*Requirements:* Only a number is wanted: how many lines in these records contain the word "Trend"?

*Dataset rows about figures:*
○ ○ ○ ○ ○

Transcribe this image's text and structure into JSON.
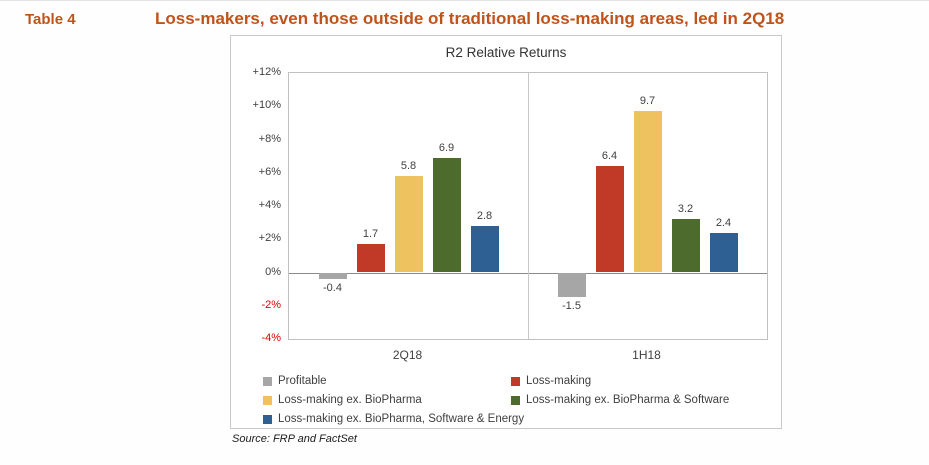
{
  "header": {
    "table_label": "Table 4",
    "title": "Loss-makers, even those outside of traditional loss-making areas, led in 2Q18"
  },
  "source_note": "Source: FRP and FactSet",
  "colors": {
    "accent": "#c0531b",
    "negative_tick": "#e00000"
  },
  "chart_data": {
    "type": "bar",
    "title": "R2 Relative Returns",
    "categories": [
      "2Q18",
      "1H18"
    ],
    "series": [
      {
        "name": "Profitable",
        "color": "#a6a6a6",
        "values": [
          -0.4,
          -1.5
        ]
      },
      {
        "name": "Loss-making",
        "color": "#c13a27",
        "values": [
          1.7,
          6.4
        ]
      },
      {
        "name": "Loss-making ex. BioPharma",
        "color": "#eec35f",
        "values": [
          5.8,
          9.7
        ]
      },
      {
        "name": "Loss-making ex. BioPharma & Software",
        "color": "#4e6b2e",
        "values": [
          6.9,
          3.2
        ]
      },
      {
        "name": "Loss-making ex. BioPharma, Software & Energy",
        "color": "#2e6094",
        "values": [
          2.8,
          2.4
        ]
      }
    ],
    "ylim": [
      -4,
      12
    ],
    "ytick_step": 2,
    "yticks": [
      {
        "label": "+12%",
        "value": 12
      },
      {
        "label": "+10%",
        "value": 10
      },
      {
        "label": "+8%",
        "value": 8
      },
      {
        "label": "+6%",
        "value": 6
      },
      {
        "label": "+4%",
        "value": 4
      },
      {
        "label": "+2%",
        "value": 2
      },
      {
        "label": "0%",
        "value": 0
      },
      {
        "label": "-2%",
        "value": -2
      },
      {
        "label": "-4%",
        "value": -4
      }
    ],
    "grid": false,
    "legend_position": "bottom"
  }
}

○ ○ ○ ○ ○

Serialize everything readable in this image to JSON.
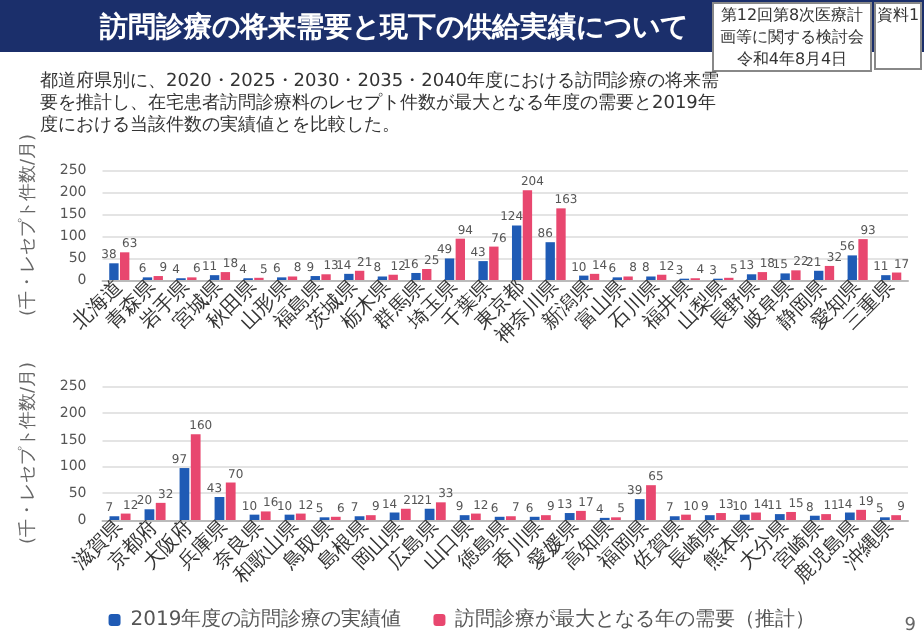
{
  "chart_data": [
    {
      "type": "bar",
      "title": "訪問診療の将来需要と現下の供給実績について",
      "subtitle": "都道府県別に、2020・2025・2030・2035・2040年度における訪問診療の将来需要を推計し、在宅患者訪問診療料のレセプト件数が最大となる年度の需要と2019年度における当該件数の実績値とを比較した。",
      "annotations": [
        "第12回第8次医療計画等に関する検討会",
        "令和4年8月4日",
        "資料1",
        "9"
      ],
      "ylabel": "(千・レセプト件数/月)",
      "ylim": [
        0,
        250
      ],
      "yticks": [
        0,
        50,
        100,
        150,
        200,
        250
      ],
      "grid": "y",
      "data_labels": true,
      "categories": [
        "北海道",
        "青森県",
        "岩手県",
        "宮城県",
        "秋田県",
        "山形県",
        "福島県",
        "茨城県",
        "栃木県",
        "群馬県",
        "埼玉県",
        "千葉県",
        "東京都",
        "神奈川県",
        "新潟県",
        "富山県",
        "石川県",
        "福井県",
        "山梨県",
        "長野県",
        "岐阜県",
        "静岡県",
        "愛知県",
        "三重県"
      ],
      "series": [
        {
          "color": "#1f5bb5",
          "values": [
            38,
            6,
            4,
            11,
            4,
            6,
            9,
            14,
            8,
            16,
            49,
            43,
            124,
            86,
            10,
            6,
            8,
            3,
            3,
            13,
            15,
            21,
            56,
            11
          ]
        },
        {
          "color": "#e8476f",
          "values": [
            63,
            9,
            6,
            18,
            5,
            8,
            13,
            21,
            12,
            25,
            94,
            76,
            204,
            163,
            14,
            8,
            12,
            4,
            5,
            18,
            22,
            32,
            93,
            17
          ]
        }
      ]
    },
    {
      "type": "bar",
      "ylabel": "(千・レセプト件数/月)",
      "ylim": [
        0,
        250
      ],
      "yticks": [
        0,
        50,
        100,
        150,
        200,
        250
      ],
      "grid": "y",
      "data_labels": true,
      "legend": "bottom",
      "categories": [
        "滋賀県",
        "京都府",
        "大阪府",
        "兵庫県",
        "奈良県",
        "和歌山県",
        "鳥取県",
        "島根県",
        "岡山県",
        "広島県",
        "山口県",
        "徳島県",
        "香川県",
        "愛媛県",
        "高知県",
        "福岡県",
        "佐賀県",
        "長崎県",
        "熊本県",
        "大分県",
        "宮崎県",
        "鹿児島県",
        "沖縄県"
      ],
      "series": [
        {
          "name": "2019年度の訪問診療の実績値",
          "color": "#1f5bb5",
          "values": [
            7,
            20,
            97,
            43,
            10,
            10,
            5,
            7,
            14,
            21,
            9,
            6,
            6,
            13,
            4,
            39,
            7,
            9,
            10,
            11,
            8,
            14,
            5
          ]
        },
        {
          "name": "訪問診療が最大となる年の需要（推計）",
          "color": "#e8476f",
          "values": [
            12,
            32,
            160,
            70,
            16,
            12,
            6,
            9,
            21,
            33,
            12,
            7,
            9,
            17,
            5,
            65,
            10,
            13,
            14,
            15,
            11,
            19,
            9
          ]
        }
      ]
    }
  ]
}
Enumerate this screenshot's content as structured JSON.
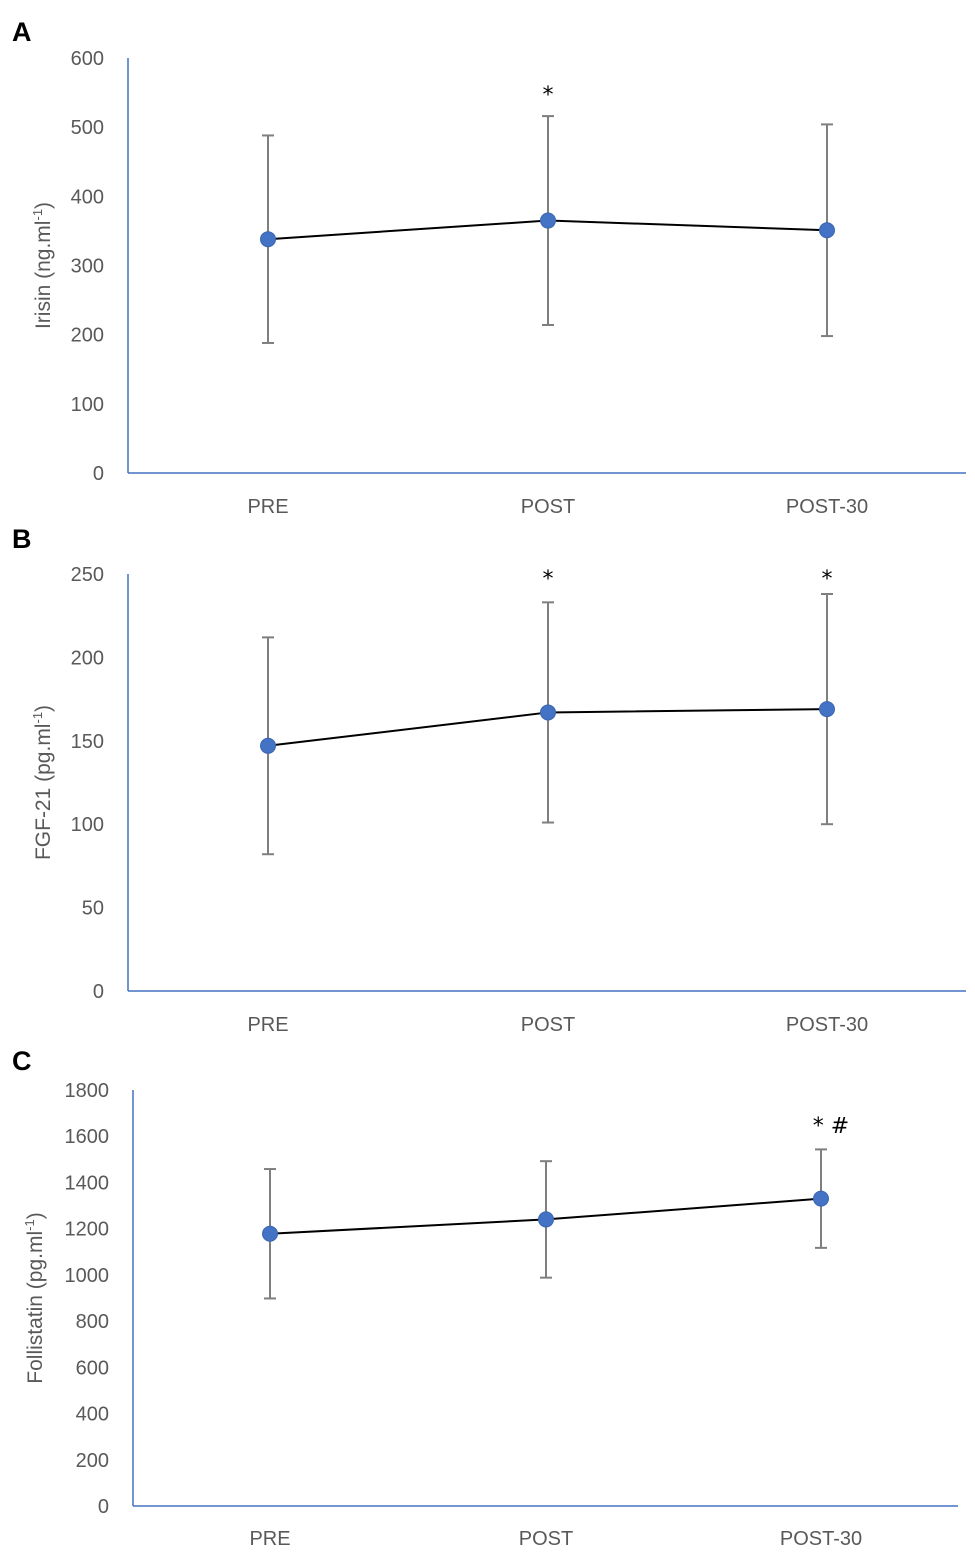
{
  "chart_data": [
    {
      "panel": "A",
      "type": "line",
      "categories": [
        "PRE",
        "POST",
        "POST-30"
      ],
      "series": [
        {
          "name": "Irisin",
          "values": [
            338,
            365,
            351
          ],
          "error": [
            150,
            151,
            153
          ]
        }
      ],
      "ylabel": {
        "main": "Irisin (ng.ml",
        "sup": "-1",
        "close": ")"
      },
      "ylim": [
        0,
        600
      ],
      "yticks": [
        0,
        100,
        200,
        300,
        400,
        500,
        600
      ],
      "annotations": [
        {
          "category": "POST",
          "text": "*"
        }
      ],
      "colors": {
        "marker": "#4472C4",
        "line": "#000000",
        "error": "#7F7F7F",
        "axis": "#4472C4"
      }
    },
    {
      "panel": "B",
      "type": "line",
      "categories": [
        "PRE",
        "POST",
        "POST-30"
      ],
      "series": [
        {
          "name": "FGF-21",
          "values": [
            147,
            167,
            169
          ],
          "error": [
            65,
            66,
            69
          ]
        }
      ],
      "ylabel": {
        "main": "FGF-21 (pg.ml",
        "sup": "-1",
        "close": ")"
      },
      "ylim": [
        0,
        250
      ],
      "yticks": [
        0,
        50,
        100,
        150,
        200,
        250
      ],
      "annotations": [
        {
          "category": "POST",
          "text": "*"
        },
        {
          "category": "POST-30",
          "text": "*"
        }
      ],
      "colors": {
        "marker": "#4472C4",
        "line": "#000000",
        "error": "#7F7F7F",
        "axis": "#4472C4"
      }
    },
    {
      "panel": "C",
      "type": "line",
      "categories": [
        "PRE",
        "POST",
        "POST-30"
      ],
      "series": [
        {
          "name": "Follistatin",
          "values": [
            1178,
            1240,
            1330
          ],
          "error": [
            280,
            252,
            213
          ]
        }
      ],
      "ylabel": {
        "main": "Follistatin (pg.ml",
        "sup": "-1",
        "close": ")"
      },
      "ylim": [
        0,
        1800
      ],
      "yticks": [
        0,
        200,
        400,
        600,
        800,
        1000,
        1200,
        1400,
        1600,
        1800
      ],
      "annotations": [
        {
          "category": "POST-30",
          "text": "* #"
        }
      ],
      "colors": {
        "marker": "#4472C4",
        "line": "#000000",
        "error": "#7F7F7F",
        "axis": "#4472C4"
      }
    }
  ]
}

○ ○ ○ ○ ○

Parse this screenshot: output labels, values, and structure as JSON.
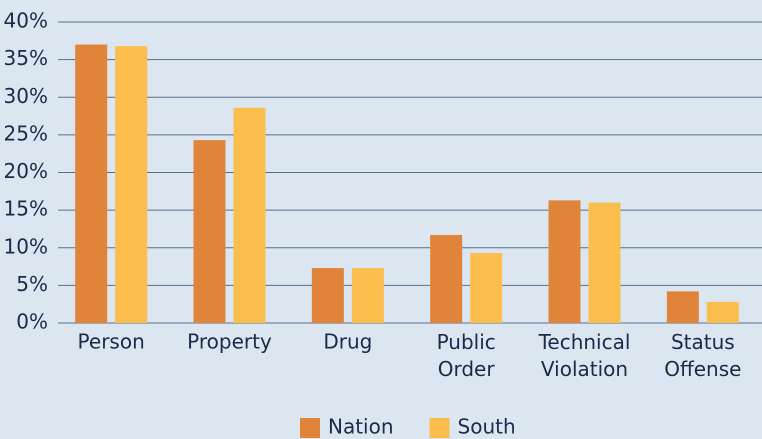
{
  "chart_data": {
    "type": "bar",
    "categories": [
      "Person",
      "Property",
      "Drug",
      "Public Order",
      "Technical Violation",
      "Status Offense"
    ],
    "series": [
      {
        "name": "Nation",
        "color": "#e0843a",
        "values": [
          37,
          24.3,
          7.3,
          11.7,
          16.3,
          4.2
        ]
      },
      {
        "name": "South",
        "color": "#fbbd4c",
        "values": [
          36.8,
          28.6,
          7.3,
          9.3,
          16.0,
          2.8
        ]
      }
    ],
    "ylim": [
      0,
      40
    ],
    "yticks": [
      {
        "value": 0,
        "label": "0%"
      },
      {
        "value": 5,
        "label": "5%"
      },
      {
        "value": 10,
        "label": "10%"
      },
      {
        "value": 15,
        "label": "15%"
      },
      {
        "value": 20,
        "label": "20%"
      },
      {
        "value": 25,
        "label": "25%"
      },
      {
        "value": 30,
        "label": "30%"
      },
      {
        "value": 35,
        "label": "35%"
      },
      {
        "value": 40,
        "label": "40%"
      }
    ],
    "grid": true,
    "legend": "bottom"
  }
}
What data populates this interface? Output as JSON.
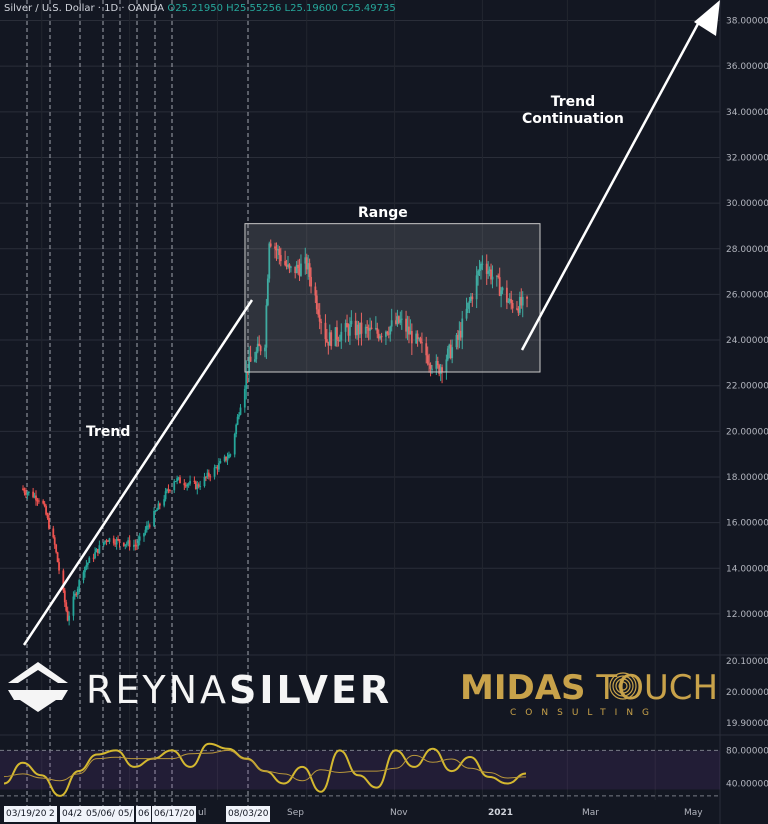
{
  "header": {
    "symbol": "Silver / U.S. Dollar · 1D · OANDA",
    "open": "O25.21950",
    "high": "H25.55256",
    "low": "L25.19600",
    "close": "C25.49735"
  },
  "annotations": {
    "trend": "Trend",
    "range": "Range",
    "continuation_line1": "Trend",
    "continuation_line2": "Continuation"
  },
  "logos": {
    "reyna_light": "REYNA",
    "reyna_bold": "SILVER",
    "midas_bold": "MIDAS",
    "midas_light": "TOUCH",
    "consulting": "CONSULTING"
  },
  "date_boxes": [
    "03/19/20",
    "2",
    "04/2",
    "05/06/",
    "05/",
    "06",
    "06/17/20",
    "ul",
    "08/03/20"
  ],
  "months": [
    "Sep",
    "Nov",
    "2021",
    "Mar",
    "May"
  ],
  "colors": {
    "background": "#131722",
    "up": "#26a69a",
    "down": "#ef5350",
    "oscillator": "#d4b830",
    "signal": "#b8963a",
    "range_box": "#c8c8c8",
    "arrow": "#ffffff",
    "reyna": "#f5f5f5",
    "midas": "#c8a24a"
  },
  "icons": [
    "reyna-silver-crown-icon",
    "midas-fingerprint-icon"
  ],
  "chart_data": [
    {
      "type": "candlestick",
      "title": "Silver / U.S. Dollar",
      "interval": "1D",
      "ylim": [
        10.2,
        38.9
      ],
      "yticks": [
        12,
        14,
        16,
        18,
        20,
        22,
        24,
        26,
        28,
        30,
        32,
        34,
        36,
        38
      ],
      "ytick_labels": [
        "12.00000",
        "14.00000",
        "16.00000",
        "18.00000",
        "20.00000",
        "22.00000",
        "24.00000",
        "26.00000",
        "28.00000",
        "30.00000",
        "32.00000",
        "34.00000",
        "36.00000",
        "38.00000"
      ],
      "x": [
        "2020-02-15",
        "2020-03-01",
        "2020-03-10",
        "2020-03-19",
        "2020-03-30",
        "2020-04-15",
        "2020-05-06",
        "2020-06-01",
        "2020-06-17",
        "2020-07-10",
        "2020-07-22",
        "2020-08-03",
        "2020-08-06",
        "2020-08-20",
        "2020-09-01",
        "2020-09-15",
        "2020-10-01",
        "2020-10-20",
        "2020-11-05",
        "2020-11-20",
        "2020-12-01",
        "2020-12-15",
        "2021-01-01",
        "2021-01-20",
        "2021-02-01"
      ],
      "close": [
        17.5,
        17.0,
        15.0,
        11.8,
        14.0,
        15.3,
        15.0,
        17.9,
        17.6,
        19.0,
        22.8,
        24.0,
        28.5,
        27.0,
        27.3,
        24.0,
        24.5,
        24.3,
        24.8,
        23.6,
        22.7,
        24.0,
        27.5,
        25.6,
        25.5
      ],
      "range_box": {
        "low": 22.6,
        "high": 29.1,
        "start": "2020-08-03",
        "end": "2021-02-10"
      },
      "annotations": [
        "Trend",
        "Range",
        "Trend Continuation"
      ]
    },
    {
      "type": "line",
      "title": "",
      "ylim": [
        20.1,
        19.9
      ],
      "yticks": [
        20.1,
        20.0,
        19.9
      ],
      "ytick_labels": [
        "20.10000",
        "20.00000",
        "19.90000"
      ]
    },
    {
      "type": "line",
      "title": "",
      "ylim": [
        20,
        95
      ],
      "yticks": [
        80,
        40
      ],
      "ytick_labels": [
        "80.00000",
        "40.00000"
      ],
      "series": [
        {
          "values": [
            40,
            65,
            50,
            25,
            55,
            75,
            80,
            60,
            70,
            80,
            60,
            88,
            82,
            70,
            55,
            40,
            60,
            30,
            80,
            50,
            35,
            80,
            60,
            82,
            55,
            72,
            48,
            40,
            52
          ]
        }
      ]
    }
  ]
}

○ ○ ○ ○ ○

*Correct response:* 4